[Start Available records]
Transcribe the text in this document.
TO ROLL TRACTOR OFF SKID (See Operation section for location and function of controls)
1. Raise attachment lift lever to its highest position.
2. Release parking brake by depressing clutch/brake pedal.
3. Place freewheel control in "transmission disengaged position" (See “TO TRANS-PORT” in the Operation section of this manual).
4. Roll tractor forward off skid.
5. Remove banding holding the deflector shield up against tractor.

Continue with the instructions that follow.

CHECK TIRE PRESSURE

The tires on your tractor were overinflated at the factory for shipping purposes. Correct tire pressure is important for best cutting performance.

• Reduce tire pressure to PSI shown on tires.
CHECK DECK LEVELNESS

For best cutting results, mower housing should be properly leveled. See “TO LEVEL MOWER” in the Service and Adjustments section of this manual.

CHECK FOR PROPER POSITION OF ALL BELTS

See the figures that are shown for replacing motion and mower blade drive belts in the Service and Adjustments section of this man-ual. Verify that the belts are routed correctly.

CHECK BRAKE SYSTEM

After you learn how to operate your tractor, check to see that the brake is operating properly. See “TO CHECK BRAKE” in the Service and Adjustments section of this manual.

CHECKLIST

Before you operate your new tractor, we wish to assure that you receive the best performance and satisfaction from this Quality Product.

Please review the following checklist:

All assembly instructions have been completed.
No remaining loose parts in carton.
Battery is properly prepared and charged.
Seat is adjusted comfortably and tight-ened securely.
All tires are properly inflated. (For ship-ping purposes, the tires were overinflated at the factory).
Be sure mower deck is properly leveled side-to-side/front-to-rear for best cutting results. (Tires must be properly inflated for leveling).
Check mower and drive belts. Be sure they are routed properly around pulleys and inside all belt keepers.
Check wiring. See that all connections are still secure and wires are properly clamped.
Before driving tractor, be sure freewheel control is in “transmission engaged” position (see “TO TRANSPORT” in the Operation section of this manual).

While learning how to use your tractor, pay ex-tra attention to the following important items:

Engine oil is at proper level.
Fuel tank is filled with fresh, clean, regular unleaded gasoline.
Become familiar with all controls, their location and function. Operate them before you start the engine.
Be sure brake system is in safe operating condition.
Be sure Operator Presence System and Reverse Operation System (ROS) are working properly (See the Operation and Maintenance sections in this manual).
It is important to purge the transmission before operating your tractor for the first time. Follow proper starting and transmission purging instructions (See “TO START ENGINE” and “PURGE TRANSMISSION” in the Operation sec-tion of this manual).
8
[End Available records]
**What you will do**:
Determine how many lines of this listing contain "important", and give only the number.

**Exercise result**:
3